Stored records
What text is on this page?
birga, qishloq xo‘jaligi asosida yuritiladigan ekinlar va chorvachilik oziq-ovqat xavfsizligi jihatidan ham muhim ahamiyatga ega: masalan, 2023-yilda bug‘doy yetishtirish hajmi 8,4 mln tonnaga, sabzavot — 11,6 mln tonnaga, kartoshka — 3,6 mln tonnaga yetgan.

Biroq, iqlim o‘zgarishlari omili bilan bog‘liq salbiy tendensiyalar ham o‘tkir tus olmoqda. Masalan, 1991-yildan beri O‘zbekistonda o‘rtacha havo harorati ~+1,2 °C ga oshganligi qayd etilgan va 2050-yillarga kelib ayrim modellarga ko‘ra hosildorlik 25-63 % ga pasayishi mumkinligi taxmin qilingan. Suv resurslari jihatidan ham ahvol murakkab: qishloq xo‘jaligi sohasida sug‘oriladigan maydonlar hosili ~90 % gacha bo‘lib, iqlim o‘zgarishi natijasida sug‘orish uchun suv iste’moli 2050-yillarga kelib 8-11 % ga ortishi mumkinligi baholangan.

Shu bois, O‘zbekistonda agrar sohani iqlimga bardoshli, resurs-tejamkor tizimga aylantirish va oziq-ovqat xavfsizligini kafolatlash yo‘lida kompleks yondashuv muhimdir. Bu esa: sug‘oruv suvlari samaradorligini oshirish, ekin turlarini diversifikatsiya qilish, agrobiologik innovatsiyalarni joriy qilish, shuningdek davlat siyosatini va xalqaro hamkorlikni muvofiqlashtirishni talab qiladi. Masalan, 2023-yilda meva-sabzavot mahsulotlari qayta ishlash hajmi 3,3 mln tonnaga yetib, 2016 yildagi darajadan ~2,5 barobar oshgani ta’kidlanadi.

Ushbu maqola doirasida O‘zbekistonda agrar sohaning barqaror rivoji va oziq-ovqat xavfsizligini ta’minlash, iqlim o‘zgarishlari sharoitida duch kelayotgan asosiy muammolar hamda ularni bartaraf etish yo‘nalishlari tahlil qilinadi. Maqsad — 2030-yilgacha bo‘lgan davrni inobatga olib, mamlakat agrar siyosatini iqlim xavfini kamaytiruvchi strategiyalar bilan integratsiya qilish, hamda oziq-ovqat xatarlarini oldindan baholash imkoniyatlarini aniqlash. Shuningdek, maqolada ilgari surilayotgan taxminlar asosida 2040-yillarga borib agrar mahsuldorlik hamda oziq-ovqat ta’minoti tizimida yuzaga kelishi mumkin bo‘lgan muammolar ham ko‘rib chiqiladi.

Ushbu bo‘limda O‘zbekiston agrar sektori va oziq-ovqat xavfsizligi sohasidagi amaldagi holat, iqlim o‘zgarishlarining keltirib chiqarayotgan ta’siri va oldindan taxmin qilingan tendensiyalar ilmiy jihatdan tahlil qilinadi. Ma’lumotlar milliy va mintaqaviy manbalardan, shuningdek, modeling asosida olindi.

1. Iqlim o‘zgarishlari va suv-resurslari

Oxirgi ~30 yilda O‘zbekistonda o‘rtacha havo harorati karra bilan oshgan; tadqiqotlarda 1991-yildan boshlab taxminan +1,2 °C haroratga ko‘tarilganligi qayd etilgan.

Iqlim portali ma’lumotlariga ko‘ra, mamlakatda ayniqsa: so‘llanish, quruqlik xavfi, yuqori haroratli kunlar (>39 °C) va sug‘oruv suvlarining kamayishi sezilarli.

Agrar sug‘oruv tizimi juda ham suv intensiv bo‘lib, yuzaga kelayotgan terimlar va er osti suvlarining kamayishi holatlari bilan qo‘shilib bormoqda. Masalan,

What you have to do
Using the exact wording, write out all of the records.

Response for this exercise
What text is on this page?
birga, qishloq xo‘jaligi asosida yuritiladigan ekinlar va chorvachilik oziq-ovqat xavfsizligi jihatidan ham muhim ahamiyatga ega: masalan, 2023-yilda bug‘doy yetishtirish hajmi 8,4 mln tonnaga, sabzavot — 11,6 mln tonnaga, kartoshka — 3,6 mln tonnaga yetgan.

Biroq, iqlim o‘zgarishlari omili bilan bog‘liq salbiy tendensiyalar ham o‘tkir tus olmoqda. Masalan, 1991-yildan beri O‘zbekistonda o‘rtacha havo harorati ~+1,2 °C ga oshganligi qayd etilgan va 2050-yillarga kelib ayrim modellarga ko‘ra hosildorlik 25-63 % ga pasayishi mumkinligi taxmin qilingan. Suv resurslari jihatidan ham ahvol murakkab: qishloq xo‘jaligi sohasida sug‘oriladigan maydonlar hosili ~90 % gacha bo‘lib, iqlim o‘zgarishi natijasida sug‘orish uchun suv iste’moli 2050-yillarga kelib 8-11 % ga ortishi mumkinligi baholangan.

Shu bois, O‘zbekistonda agrar sohani iqlimga bardoshli, resurs-tejamkor tizimga aylantirish va oziq-ovqat xavfsizligini kafolatlash yo‘lida kompleks yondashuv muhimdir. Bu esa: sug‘oruv suvlari samaradorligini oshirish, ekin turlarini diversifikatsiya qilish, agrobiologik innovatsiyalarni joriy qilish, shuningdek davlat siyosatini va xalqaro hamkorlikni muvofiqlashtirishni talab qiladi. Masalan, 2023-yilda meva-sabzavot mahsulotlari qayta ishlash hajmi 3,3 mln tonnaga yetib, 2016 yildagi darajadan ~2,5 barobar oshgani ta’kidlanadi.

Ushbu maqola doirasida O‘zbekistonda agrar sohaning barqaror rivoji va oziq-ovqat xavfsizligini ta’minlash, iqlim o‘zgarishlari sharoitida duch kelayotgan asosiy muammolar hamda ularni bartaraf etish yo‘nalishlari tahlil qilinadi. Maqsad — 2030-yilgacha bo‘lgan davrni inobatga olib, mamlakat agrar siyosatini iqlim xavfini kamaytiruvchi strategiyalar bilan integratsiya qilish, hamda oziq-ovqat xatarlarini oldindan baholash imkoniyatlarini aniqlash. Shuningdek, maqolada ilgari surilayotgan taxminlar asosida 2040-yillarga borib agrar mahsuldorlik hamda oziq-ovqat ta’minoti tizimida yuzaga kelishi mumkin bo‘lgan muammolar ham ko‘rib chiqiladi.

Ushbu bo‘limda O‘zbekiston agrar sektori va oziq-ovqat xavfsizligi sohasidagi amaldagi holat, iqlim o‘zgarishlarining keltirib chiqarayotgan ta’siri va oldindan taxmin qilingan tendensiyalar ilmiy jihatdan tahlil qilinadi. Ma’lumotlar milliy va mintaqaviy manbalardan, shuningdek, modeling asosida olindi.

1. Iqlim o‘zgarishlari va suv-resurslari

Oxirgi ~30 yilda O‘zbekistonda o‘rtacha havo harorati karra bilan oshgan; tadqiqotlarda 1991-yildan boshlab taxminan +1,2 °C haroratga ko‘tarilganligi qayd etilgan.

Iqlim portali ma’lumotlariga ko‘ra, mamlakatda ayniqsa: so‘llanish, quruqlik xavfi, yuqori haroratli kunlar (>39 °C) va sug‘oruv suvlarining kamayishi sezilarli.

Agrar sug‘oruv tizimi juda ham suv intensiv bo‘lib, yuzaga kelayotgan terimlar va er osti suvlarining kamayishi holatlari bilan qo‘shilib bormoqda. Masalan,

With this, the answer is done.